-- Problem --
Using the data below, copy each line that includes the word "type".

-- Dataset listings of figures --
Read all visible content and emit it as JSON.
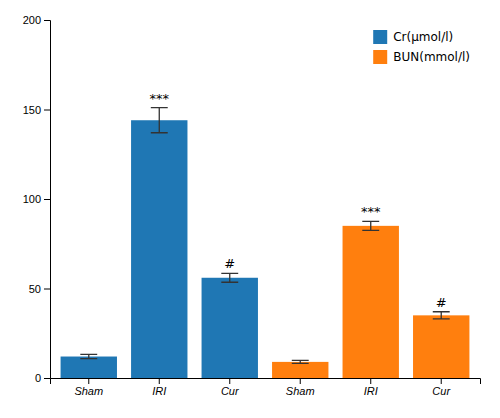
{
  "chart_data": {
    "type": "bar",
    "categories": [
      "Sham",
      "IRI",
      "Cur",
      "Sham",
      "IRI",
      "Cur"
    ],
    "series": [
      {
        "name": "Cr(μmol/l)",
        "values": [
          12,
          144,
          56,
          null,
          null,
          null
        ],
        "errors": [
          1.2,
          7,
          2.5,
          null,
          null,
          null
        ],
        "annotations": [
          null,
          "***",
          "#",
          null,
          null,
          null
        ]
      },
      {
        "name": "BUN(mmol/l)",
        "values": [
          null,
          null,
          null,
          9,
          85,
          35
        ],
        "errors": [
          null,
          null,
          null,
          0.8,
          2.5,
          2.0
        ],
        "annotations": [
          null,
          null,
          null,
          null,
          "***",
          "#"
        ]
      }
    ],
    "ylim": [
      0,
      200
    ],
    "yticks": [
      0,
      50,
      100,
      150,
      200
    ],
    "legend": "upper right"
  }
}
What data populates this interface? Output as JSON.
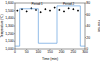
{
  "chart_data": {
    "type": "scatter",
    "x_label": "Time (min)",
    "y_label": "Temperature (°C)",
    "y2_label": "Flow rate",
    "xlim": [
      0,
      300
    ],
    "xticks": [
      0,
      50,
      100,
      150,
      200,
      250,
      300
    ],
    "ylim": [
      1000,
      1600
    ],
    "yticks": [
      {
        "value": 1000,
        "label": "1,000"
      },
      {
        "value": 1100,
        "label": "1,100"
      },
      {
        "value": 1200,
        "label": "1,200"
      },
      {
        "value": 1300,
        "label": "1,300"
      },
      {
        "value": 1400,
        "label": "1,400"
      },
      {
        "value": 1500,
        "label": "1,500"
      },
      {
        "value": 1600,
        "label": "1,600"
      }
    ],
    "y2lim": [
      0,
      80
    ],
    "y2ticks": [
      0,
      20,
      40,
      60,
      80
    ],
    "annotations": [
      {
        "text": "Period 1",
        "x": 95,
        "y": 1575
      },
      {
        "text": "Period 2",
        "x": 230,
        "y": 1575
      }
    ],
    "series": [
      {
        "type": "scatter",
        "color": "#000000",
        "marker": "diamond",
        "x": [
          10,
          30,
          50,
          70,
          90,
          110,
          130,
          150,
          170,
          190,
          210,
          230,
          250,
          270
        ],
        "values": [
          1500,
          1520,
          1490,
          1530,
          1510,
          1480,
          1520,
          1500,
          1540,
          1510,
          1490,
          1530,
          1520,
          1500
        ]
      },
      {
        "type": "line",
        "color": "#4a90d9",
        "axis": "y2",
        "line_style": "solid",
        "x": [
          0,
          20,
          20,
          100,
          100,
          180,
          180,
          280,
          280,
          300
        ],
        "values": [
          5,
          5,
          70,
          70,
          10,
          10,
          75,
          75,
          5,
          5
        ]
      }
    ]
  }
}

-- Result for this task --
    "type": "bar",
    "type": "scatter",
        "type": "scatter",
        "type": "line",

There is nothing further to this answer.